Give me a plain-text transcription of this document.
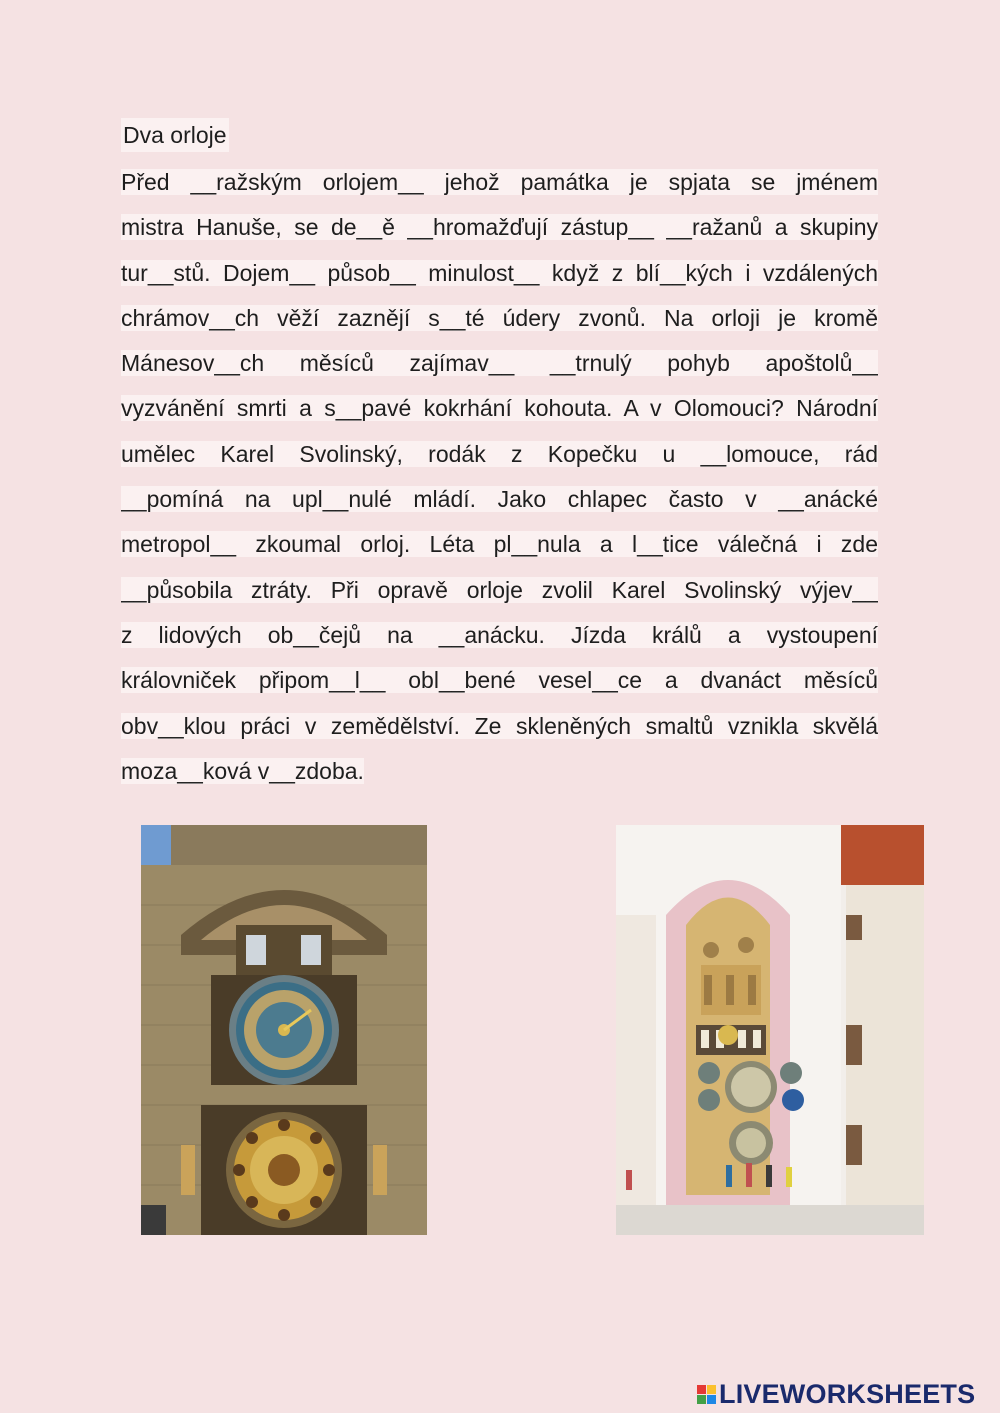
Dva orloje
Před __ražským orlojem__ jehož památka je spjata se jménem
mistra Hanuše, se de__ě __hromažďují zástup__ __ražanů a skupiny
tur__stů. Dojem__ působ__ minulost__ když z blí__kých i vzdálených
chrámov__ch věží zaznějí s__té údery zvonů. Na orloji je kromě
Mánesov__ch měsíců zajímav__ __trnulý pohyb apoštolů__
vyzvánění smrti a s__pavé kokrhání kohouta. A v Olomouci? Národní
umělec Karel Svolinský, rodák z Kopečku u __lomouce, rád
__pomíná na upl__nulé mládí. Jako chlapec často v __anácké
metropol__ zkoumal orloj. Léta pl__nula a l__tice válečná i zde
__působila ztráty. Při opravě orloje zvolil Karel Svolinský výjev__
z lidových ob__čejů na __anácku. Jízda králů a vystoupení
královniček připom__l__ obl__bené vesel__ce a dvanáct měsíců
obv__klou práci v zemědělství. Ze skleněných smaltů vznikla skvělá
moza__ková v__zdoba.
LIVEWORKSHEETS
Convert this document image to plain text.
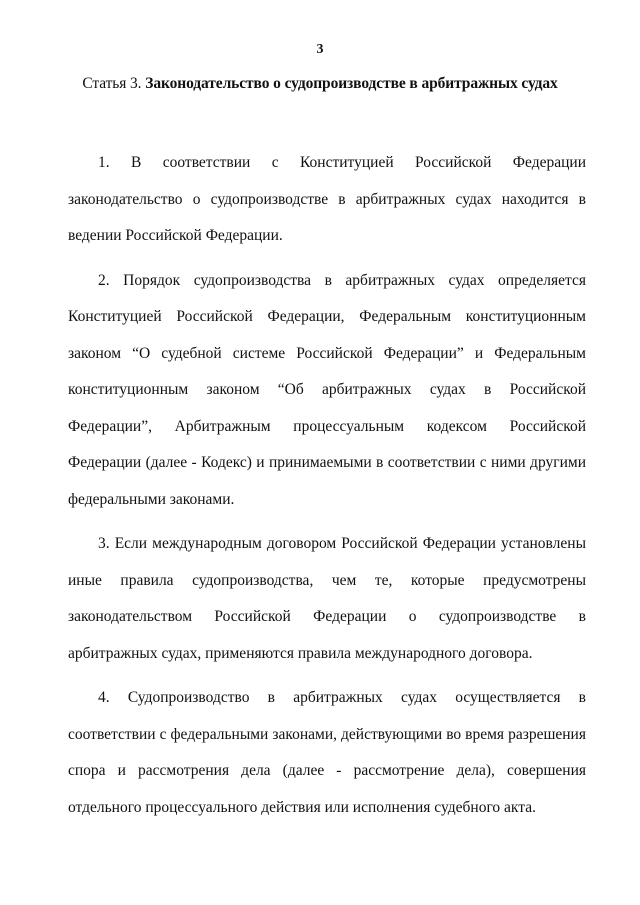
3
Статья 3. Законодательство о судопроизводстве в арбитражных судах

1. В соответствии с Конституцией Российской Федерации законодательство о судопроизводстве в арбитражных судах находится в ведении Российской Федерации.

2. Порядок судопроизводства в арбитражных судах определяется Конституцией Российской Федерации, Федеральным конституционным законом “О судебной системе Российской Федерации” и Федеральным конституционным законом “Об арбитражных судах в Российской Федерации”, Арбитражным процессуальным кодексом Российской Федерации (далее - Кодекс) и принимаемыми в соответствии с ними другими федеральными законами.

3. Если международным договором Российской Федерации установлены иные правила судопроизводства, чем те, которые предусмотрены законодательством Российской Федерации о судопроизводстве в арбитражных судах, применяются правила международного договора.

4. Судопроизводство в арбитражных судах осуществляется в соответствии с федеральными законами, действующими во время разрешения спора и рассмотрения дела (далее - рассмотрение дела), совершения отдельного процессуального действия или исполнения судебного акта.
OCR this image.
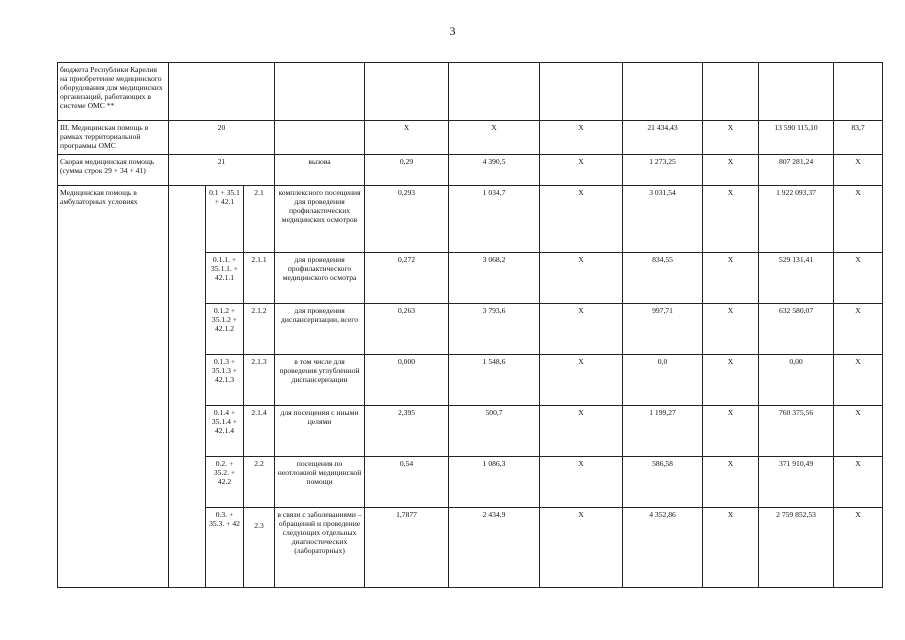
3
бюджета Республики Карелия на приобретение медицинского оборудования для медицинских организаций, работающих в системе ОМС **											
III. Медицинская помощь в рамках территориальной программы ОМС	20				X	X	X	21 434,43	X	13 590 115,10	83,7
Скорая медицинская помощь (сумма строк 29 + 34 + 41)	21			вызова	0,29	4 390,5	X	1 273,25	X	807 281,24	X
Медицинская помощь в амбулаторных условиях		0.1 + 35.1 + 42.1	2.1	комплексного посещения для проведения профилактических медицинских осмотров	0,293	1 034,7	X	3 031,54	X	1 922 093,37	X
		0.1.1. + 35.1.1. + 42.1.1	2.1.1	для проведения профилактического медицинского осмотра	0,272	3 068,2	X	834,55	X	529 131,41	X
		0.1.2 + 35.1.2 + 42.1.2	2.1.2	для проведения диспансеризации, всего	0,263	3 793,6	X	997,71	X	632 580,07	X
		0.1.3 + 35.1.3 + 42.1.3	2.1.3	в том числе для проведения углубленной диспансеризации	0,000	1 548,6	X	0,0	X	0,00	X
		0.1.4 + 35.1.4 + 42.1.4	2.1.4	для посещения с иными целями	2,395	500,7	X	1 199,27	X	760 375,56	X
		0.2. + 35.2. + 42.2	2.2	посещения по неотложной медицинской помощи	0,54	1 086,3	X	586,58	X	371 910,49	X
		0.3. + 35.3. + 42	2.3	в связи с заболеваниями – обращений и проведение следующих отдельных диагностических (лабораторных)	1,7877	2 434,9	X	4 352,86	X	2 759 852,53	X
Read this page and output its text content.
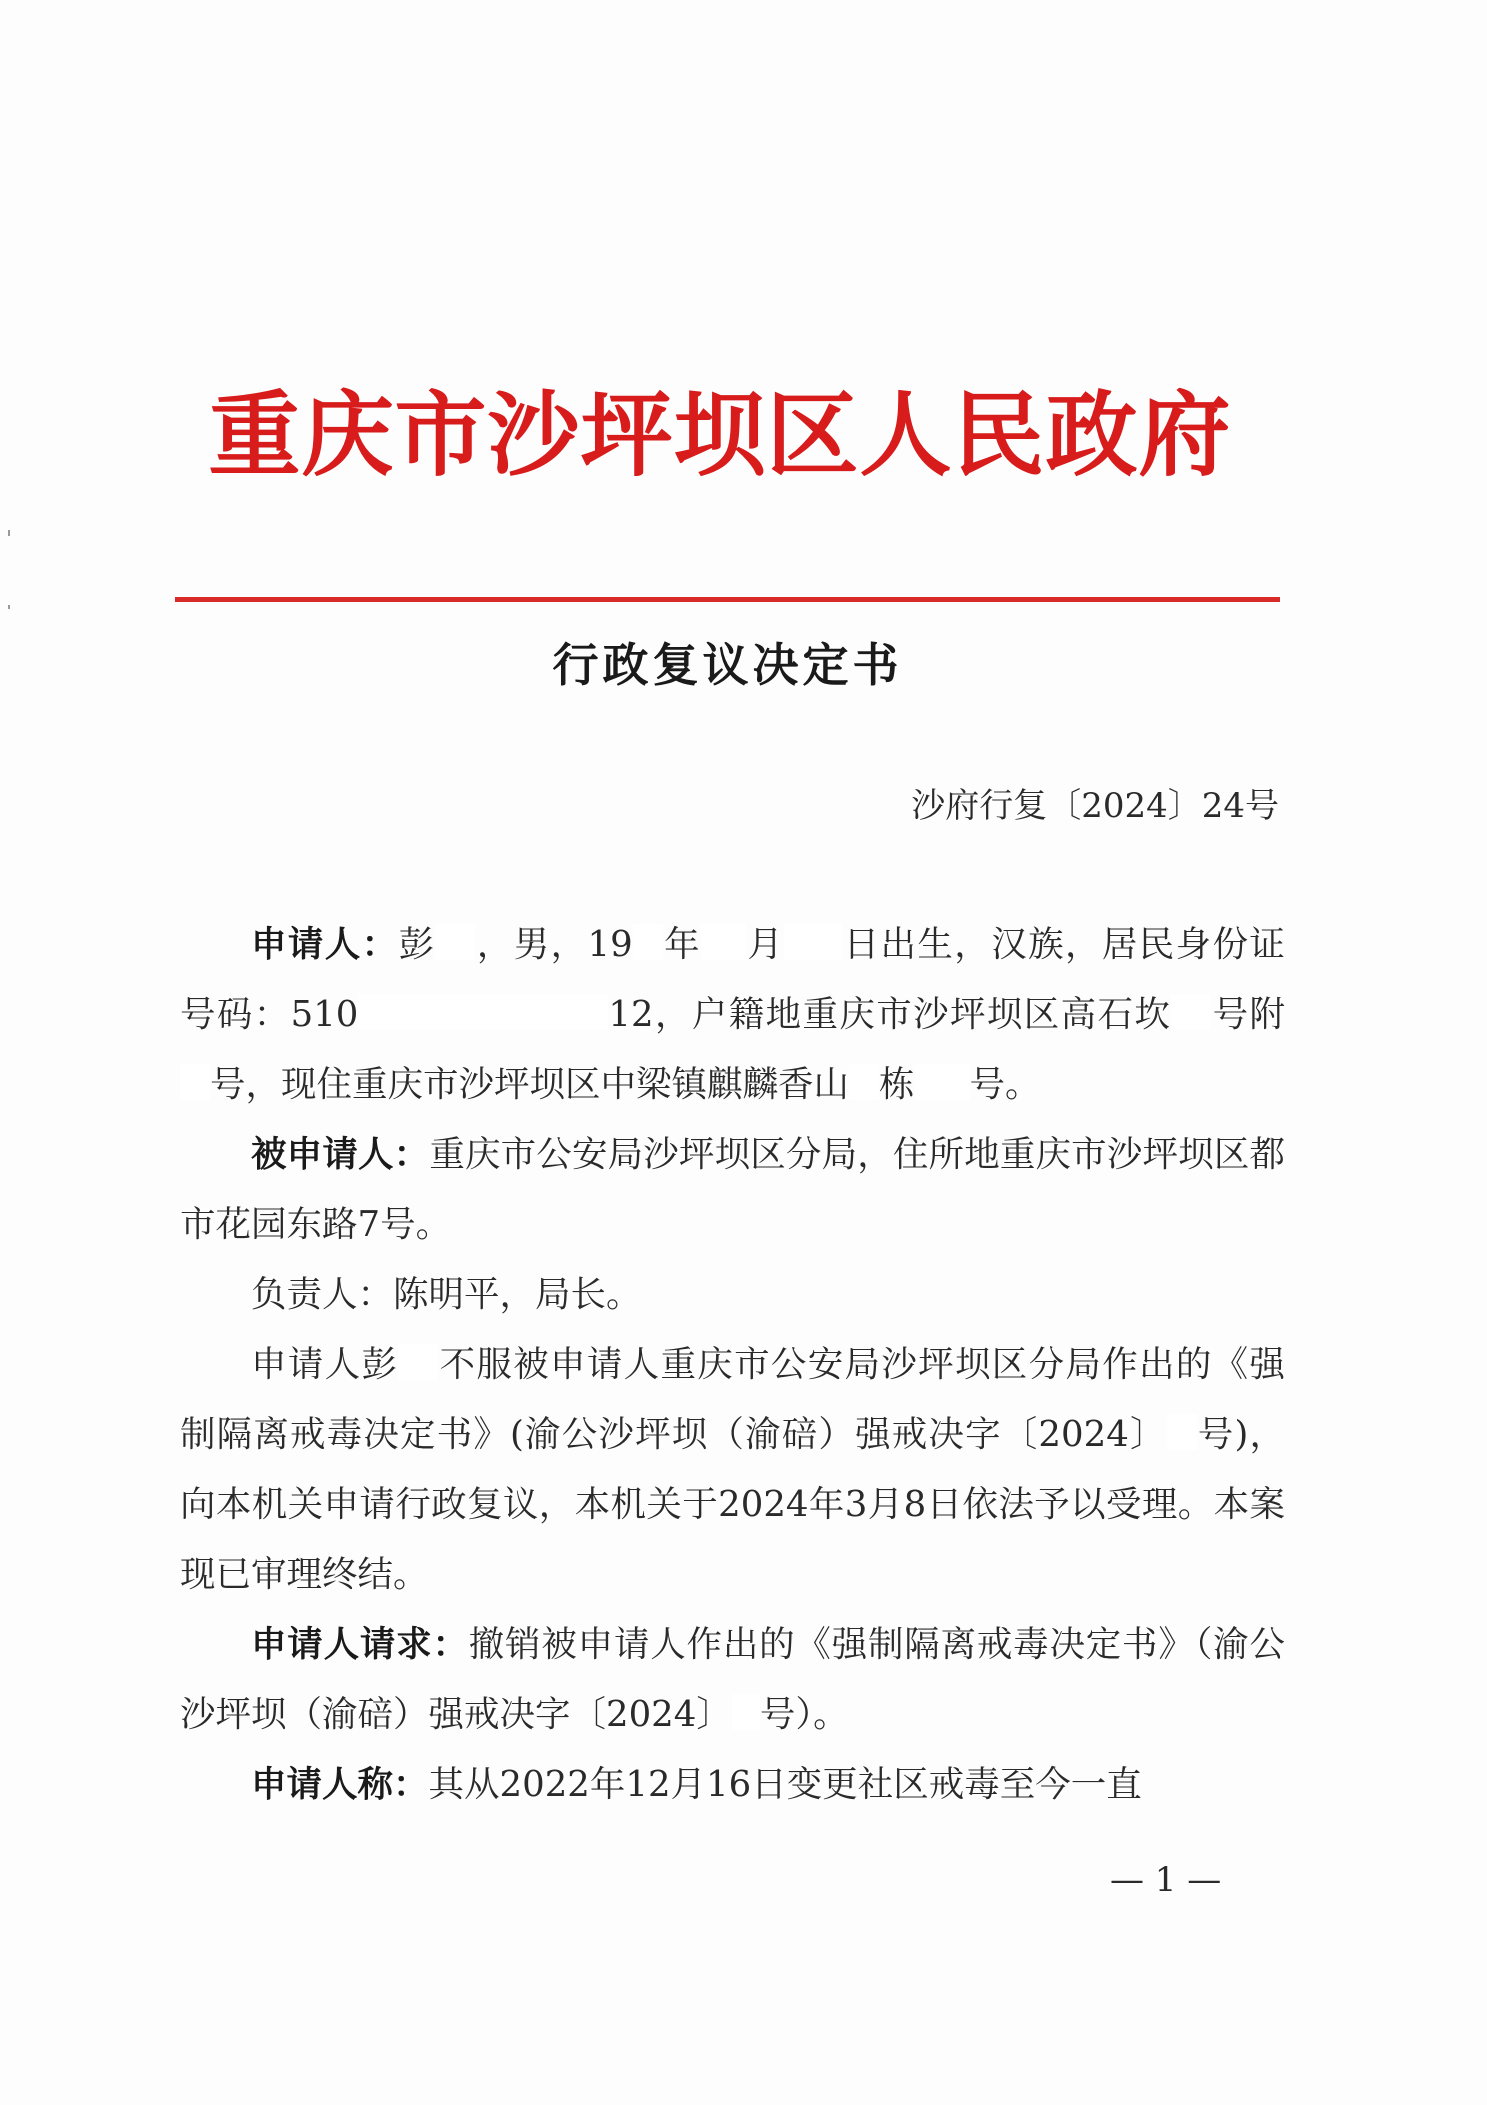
重庆市沙坪坝区人民政府
行政复议决定书
沙府行复〔2024〕24号

申请人：彭 ，男，19 年 月 日出生，汉族，居民身份证号码：510	12，户籍地重庆市沙坪坝区高石坎 号附号，现住重庆市沙坪坝区中梁镇麒麟香山 栋 号。

被申请人：重庆市公安局沙坪坝区分局，住所地重庆市沙坪坝区都市花园东路7号。

负责人：陈明平，局长。

申请人彭 不服被申请人重庆市公安局沙坪坝区分局作出的《强制隔离戒毒决定书》(渝公沙坪坝（渝碚）强戒决字〔2024〕 号)，向本机关申请行政复议，本机关于2024年3月8日依法予以受理。本案现已审理终结。

申请人请求：撤销被申请人作出的《强制隔离戒毒决定书》（渝公沙坪坝（渝碚）强戒决字〔2024〕 号）。

申请人称：其从2022年12月16日变更社区戒毒至今一直

— 1 —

= DIRECTIONS =
Reproduce the data verbatim. Do not carry any picture into the copy.

= ANSWER TO THIS TASK =
Give me a plain-text transcription of this document.
Dva orloje
Před __ražským orlojem__ jehož památka je spjata se jménem
mistra Hanuše, se de__ě __hromažďují zástup__ __ražanů a skupiny
tur__stů. Dojem__ působ__ minulost__ když z blí__kých i vzdálených
chrámov__ch věží zaznějí s__té údery zvonů. Na orloji je kromě
Mánesov__ch měsíců zajímav__ __trnulý pohyb apoštolů__
vyzvánění smrti a s__pavé kokrhání kohouta. A v Olomouci? Národní
umělec Karel Svolinský, rodák z Kopečku u __lomouce, rád
__pomíná na upl__nulé mládí. Jako chlapec často v __anácké
metropol__ zkoumal orloj. Léta pl__nula a l__tice válečná i zde
__působila ztráty. Při opravě orloje zvolil Karel Svolinský výjev__
z lidových ob__čejů na __anácku. Jízda králů a vystoupení
královniček připom__l__ obl__bené vesel__ce a dvanáct měsíců
obv__klou práci v zemědělství. Ze skleněných smaltů vznikla skvělá
moza__ková v__zdoba.
LIVEWORKSHEETS
Convert this document image to plain text.
3
Статья 3. Законодательство о судопроизводстве в арбитражных судах

1. В соответствии с Конституцией Российской Федерации законодательство о судопроизводстве в арбитражных судах находится в ведении Российской Федерации.

2. Порядок судопроизводства в арбитражных судах определяется Конституцией Российской Федерации, Федеральным конституционным законом “О судебной системе Российской Федерации” и Федеральным конституционным законом “Об арбитражных судах в Российской Федерации”, Арбитражным процессуальным кодексом Российской Федерации (далее - Кодекс) и принимаемыми в соответствии с ними другими федеральными законами.

3. Если международным договором Российской Федерации установлены иные правила судопроизводства, чем те, которые предусмотрены законодательством Российской Федерации о судопроизводстве в арбитражных судах, применяются правила международного договора.

4. Судопроизводство в арбитражных судах осуществляется в соответствии с федеральными законами, действующими во время разрешения спора и рассмотрения дела (далее - рассмотрение дела), совершения отдельного процессуального действия или исполнения судебного акта.
OCR this image.
3
бюджета Республики Карелия на приобретение медицинского оборудования для медицинских организаций, работающих в системе ОМС **											
III. Медицинская помощь в рамках территориальной программы ОМС	20				X	X	X	21 434,43	X	13 590 115,10	83,7
Скорая медицинская помощь (сумма строк 29 + 34 + 41)	21			вызова	0,29	4 390,5	X	1 273,25	X	807 281,24	X
Медицинская помощь в амбулаторных условиях		0.1 + 35.1 + 42.1	2.1	комплексного посещения для проведения профилактических медицинских осмотров	0,293	1 034,7	X	3 031,54	X	1 922 093,37	X
		0.1.1. + 35.1.1. + 42.1.1	2.1.1	для проведения профилактического медицинского осмотра	0,272	3 068,2	X	834,55	X	529 131,41	X
		0.1.2 + 35.1.2 + 42.1.2	2.1.2	для проведения диспансеризации, всего	0,263	3 793,6	X	997,71	X	632 580,07	X
		0.1.3 + 35.1.3 + 42.1.3	2.1.3	в том числе для проведения углубленной диспансеризации	0,000	1 548,6	X	0,0	X	0,00	X
		0.1.4 + 35.1.4 + 42.1.4	2.1.4	для посещения с иными целями	2,395	500,7	X	1 199,27	X	760 375,56	X
		0.2. + 35.2. + 42.2	2.2	посещения по неотложной медицинской помощи	0,54	1 086,3	X	586,58	X	371 910,49	X
		0.3. + 35.3. + 42	2.3	в связи с заболеваниями – обращений и проведение следующих отдельных диагностических (лабораторных)	1,7877	2 434,9	X	4 352,86	X	2 759 852,53	X
Read this page and output its text content.
重庆市沙坪坝区人民政府
行政复议决定书
沙府行复〔2024〕24号

申请人：彭 ，男，19 年 月 日出生，汉族，居民身份证号码：510	12，户籍地重庆市沙坪坝区高石坎 号附号，现住重庆市沙坪坝区中梁镇麒麟香山 栋 号。

被申请人：重庆市公安局沙坪坝区分局，住所地重庆市沙坪坝区都市花园东路7号。

负责人：陈明平，局长。

申请人彭 不服被申请人重庆市公安局沙坪坝区分局作出的《强制隔离戒毒决定书》(渝公沙坪坝（渝碚）强戒决字〔2024〕 号)，向本机关申请行政复议，本机关于2024年3月8日依法予以受理。本案现已审理终结。

申请人请求：撤销被申请人作出的《强制隔离戒毒决定书》（渝公沙坪坝（渝碚）强戒决字〔2024〕 号）。

申请人称：其从2022年12月16日变更社区戒毒至今一直

— 1 —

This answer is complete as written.